● Aim:
Look through the data and write out every line with the word "MOJKOVAC" in it.
[Start of Input for this task]
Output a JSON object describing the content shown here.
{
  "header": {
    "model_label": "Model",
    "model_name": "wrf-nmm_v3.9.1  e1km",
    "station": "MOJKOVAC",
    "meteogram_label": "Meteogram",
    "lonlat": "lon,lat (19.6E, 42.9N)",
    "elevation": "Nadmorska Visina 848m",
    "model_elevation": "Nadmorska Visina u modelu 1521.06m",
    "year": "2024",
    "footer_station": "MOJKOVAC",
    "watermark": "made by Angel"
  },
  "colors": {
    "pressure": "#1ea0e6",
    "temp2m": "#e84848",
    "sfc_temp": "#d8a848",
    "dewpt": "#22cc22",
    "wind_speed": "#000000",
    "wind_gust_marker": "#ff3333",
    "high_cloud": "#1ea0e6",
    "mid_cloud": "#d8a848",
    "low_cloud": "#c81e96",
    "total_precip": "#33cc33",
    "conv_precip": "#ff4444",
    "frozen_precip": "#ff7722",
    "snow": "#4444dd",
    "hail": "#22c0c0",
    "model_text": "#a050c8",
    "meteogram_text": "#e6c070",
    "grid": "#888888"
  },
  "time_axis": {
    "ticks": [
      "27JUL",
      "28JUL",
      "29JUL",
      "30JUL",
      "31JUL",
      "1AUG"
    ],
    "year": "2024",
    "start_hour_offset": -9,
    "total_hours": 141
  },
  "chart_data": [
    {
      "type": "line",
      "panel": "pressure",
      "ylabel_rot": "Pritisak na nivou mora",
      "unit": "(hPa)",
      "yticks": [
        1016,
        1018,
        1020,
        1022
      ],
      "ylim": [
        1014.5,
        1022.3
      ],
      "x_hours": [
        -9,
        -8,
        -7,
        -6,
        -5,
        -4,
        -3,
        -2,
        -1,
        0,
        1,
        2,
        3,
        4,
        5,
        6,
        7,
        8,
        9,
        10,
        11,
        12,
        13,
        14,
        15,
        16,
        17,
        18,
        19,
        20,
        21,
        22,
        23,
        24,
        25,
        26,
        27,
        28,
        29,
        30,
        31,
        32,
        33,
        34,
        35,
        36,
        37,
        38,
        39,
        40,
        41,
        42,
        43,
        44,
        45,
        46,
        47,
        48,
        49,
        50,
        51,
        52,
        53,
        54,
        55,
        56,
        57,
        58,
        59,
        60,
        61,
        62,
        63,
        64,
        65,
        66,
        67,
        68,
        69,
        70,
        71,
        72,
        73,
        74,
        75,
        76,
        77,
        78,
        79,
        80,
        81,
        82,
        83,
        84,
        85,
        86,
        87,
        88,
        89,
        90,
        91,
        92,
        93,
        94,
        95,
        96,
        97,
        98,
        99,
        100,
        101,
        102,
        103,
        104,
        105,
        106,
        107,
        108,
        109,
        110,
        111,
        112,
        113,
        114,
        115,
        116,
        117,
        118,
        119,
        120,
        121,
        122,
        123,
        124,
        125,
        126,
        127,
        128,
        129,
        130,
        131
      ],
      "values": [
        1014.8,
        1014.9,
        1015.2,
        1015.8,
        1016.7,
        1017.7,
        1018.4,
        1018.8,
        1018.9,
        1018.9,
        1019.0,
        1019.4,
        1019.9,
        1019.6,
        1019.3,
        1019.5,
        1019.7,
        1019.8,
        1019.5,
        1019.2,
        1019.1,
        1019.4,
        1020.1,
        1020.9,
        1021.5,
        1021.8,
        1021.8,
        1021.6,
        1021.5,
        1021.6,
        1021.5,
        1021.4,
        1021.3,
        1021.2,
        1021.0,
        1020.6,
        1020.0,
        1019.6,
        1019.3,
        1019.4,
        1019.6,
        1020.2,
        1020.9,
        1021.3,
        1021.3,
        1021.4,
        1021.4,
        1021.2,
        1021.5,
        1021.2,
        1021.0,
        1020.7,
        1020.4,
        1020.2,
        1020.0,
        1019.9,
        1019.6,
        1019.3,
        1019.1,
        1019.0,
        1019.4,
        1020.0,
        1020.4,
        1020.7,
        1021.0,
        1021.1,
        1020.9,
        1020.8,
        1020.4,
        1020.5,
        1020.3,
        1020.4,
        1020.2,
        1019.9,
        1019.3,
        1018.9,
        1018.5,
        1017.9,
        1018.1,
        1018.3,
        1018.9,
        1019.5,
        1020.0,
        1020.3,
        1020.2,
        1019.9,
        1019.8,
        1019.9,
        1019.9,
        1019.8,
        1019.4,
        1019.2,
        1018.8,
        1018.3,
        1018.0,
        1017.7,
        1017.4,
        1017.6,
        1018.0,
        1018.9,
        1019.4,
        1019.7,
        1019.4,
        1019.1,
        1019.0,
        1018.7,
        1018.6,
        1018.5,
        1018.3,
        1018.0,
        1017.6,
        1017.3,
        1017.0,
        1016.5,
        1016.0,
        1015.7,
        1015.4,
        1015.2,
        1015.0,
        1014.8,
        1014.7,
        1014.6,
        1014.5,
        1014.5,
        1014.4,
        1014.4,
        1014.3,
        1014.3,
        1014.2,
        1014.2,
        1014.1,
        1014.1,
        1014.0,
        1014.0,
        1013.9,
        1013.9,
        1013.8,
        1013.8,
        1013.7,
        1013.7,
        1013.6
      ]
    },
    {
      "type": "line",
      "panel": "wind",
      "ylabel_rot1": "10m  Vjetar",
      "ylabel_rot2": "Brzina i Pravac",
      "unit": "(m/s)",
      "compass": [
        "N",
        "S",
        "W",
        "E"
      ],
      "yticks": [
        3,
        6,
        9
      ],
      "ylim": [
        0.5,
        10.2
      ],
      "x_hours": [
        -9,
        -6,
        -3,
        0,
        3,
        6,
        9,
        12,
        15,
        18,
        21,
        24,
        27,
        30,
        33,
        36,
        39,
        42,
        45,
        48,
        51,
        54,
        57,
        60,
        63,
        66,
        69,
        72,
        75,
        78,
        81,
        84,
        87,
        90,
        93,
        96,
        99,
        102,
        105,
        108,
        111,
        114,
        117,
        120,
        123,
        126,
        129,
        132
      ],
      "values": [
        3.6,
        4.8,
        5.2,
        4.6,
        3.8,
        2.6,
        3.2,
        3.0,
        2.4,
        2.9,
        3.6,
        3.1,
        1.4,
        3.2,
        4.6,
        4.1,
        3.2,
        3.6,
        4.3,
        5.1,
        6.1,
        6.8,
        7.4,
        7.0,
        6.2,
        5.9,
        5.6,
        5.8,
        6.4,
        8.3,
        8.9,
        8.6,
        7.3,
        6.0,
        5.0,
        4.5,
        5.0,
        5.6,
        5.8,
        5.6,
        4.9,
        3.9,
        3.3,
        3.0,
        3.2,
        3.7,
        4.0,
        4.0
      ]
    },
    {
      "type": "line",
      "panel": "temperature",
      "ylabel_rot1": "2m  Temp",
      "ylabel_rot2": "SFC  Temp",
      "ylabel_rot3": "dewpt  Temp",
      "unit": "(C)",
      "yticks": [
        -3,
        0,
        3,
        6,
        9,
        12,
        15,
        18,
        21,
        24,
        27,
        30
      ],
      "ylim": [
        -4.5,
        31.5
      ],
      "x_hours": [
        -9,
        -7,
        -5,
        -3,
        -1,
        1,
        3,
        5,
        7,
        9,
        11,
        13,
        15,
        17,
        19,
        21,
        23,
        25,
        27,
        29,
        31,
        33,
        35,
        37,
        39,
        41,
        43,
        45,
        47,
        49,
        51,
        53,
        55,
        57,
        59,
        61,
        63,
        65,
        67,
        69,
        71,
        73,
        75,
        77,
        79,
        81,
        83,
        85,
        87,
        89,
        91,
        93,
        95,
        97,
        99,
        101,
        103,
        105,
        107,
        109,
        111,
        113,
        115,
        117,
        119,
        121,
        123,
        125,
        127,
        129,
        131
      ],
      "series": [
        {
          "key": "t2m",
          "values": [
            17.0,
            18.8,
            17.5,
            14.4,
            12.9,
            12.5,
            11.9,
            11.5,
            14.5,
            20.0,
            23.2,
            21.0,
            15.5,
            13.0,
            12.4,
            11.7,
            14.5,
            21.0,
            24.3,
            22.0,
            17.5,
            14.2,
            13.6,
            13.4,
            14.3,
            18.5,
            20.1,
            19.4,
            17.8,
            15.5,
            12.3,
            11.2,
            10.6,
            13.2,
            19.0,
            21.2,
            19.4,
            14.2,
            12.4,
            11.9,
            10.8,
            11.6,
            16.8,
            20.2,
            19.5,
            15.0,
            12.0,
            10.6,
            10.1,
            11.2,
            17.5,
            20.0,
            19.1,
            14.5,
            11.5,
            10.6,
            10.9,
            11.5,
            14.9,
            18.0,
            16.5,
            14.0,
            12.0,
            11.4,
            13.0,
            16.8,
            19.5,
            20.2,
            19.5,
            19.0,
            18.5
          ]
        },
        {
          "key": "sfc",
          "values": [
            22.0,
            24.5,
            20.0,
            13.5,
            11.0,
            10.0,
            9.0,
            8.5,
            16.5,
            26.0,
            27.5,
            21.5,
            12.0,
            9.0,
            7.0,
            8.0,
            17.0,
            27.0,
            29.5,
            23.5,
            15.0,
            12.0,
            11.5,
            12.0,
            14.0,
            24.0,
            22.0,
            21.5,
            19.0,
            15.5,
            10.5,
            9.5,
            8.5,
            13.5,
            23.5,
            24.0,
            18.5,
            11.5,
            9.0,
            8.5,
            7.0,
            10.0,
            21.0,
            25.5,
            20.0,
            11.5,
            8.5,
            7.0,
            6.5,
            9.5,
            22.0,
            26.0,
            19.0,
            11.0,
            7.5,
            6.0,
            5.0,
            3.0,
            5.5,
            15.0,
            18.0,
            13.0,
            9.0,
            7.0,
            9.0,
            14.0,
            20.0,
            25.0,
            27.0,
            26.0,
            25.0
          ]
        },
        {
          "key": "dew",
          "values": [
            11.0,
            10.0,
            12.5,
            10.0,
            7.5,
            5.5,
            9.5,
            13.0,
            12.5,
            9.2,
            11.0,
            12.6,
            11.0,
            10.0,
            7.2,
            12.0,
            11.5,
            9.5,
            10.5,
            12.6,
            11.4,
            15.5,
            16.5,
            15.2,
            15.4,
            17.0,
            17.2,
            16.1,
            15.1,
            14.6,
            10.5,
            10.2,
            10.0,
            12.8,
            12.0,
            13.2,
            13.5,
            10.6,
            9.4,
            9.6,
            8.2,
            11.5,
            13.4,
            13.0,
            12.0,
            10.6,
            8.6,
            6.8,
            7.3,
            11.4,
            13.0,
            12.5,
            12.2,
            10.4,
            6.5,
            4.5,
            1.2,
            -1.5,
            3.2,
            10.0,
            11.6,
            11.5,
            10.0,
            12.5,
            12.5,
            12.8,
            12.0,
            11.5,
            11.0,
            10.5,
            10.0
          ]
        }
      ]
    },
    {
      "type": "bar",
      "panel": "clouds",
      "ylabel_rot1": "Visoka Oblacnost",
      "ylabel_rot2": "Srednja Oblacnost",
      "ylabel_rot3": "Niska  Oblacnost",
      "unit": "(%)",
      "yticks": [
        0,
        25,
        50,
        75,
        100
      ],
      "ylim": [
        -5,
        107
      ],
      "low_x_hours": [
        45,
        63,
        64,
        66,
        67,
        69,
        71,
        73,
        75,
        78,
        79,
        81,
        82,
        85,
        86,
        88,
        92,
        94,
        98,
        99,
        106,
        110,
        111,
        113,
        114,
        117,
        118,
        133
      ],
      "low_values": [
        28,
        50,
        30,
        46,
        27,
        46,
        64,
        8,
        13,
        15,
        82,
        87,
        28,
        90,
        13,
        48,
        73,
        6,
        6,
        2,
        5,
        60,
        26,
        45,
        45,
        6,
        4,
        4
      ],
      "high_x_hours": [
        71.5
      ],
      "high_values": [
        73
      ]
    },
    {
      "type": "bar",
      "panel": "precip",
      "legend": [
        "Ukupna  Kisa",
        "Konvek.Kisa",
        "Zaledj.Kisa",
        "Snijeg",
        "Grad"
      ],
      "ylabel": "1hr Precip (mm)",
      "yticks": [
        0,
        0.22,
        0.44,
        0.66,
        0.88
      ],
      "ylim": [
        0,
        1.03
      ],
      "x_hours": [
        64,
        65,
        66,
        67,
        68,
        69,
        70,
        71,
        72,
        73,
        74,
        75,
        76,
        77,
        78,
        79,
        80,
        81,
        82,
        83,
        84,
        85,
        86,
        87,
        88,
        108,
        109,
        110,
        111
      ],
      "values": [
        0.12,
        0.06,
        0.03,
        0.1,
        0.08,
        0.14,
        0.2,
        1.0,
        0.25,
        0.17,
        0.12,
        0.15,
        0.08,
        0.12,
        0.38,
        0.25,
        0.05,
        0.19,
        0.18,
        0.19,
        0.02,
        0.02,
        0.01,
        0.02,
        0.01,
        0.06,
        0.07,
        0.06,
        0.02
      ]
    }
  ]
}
[End of Input for this task]
● The response:
    "station": "MOJKOVAC",
    "footer_station": "MOJKOVAC",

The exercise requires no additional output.